- Tasks to carry out -
1 - In the visualization library comparison, what license does NGL Viewer have?
2 - Please pick up the visualization library comparison after its last line and continue writing it.

- Page text -
◆ ◆ ◆

What gets visualized:

  • 3D atomic coordinates (x, y, z)
  • Chain structures
  • Residue information
  • Atom types and elements
  • Secondary structure (helices, sheets)

Not applicable (1D sequence only):


Visualization Library Comparison

Library Bundle Size (minified) Bundle Size (gzipped) License Pros Cons
3Dmol.js 512 KB ~150 KB BSD-3 Lightweight, easy integration, good docs Fewer advanced features
NGL Viewer 1.3 MB ~350 KB MIT Excellent MMTF support, beautiful rendering Moderate complexity
Mol* 4.6 MB ~1.3 MB MIT Industry standard, used by RCSB PDB, feature-rich Heavy, complex
PDBe Molstar 5.8 MB ~1.6 MB Apache 2.0 EMBL-EBI maintained, simpler Mol* wrapper Still very heavy

Bundle sizes verified by downloading actual distribution files from npm/CDN (January 2026)

◆ ◆ ◆

- Items from a data source -
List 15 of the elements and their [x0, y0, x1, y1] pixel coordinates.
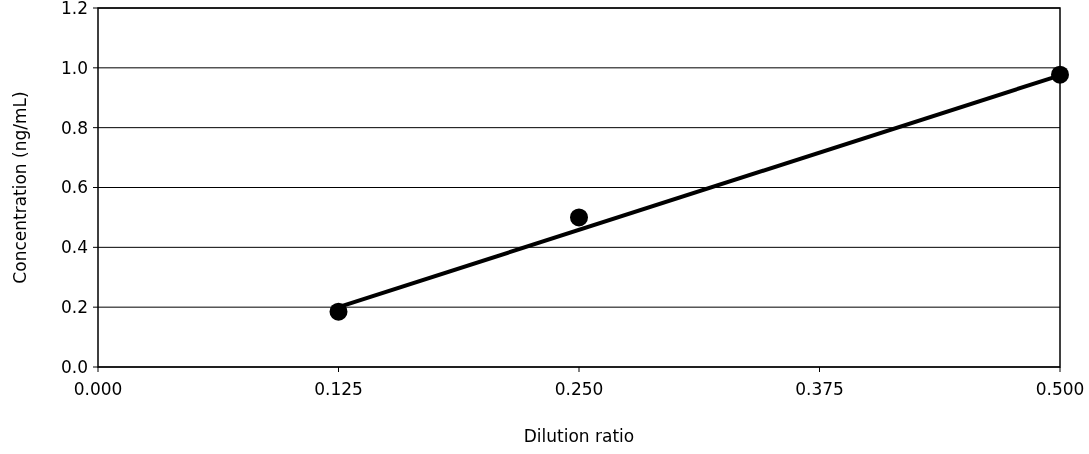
y-tick-label: 0.4	[60, 237, 88, 258]
x-tick-label: 0.375	[795, 379, 844, 399]
point	[570, 208, 588, 227]
x-tick-label: 0.250	[554, 379, 604, 399]
y-axis-title: Concentration (ng/mL)	[10, 91, 30, 284]
y-tick-label: 1.2	[60, 0, 88, 18]
x-tick-label: 0.000	[73, 379, 123, 399]
y-tick-label: 0.2	[60, 297, 88, 318]
y-tick-label: 0.0	[60, 356, 88, 377]
y-tick-label: 0.8	[60, 117, 88, 138]
x-tick-label: 0.500	[1035, 379, 1085, 399]
y-tick-label: 1.0	[60, 57, 88, 78]
x-tick-label: 0.125	[314, 379, 363, 399]
y-tick-label: 0.6	[60, 177, 88, 198]
x-axis-title: Dilution ratio	[523, 426, 635, 446]
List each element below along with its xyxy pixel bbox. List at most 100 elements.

◆ ◆ ◆

- Answers given -
1 - MIT

2 -
Recommendation: 3Dmol.js

Primary choice: 3Dmol.js

Rationale:

  1. Bundle size: ~150 KB gzipped - the lightest option by far, ideal for lazy loading
  2. Simple API: Easy to integrate with React/Next.js
  3. BSD-3 License: Compatible with HuggingFace licensing
  4. Active maintenance: Regular updates, good community support
  5. Format support: Native PDB and mmCIF parsing built-in
  6. Sufficient features: Rotation, zoom, style switching (cartoon, stick, sphere)

Why not Mol?* As Georgia noted, Mol* is heavy (~1.3 MB gzipped). While it's the industry standard for RCSB PDB, it's overkill for a dataset preview where users just need to verify structure data looks correct.

Alternative for power users: If users need advanced features like density maps, ligand interactions, or sequence alignment overlay, consider PDBe Molstar as an optional "full viewer" mode.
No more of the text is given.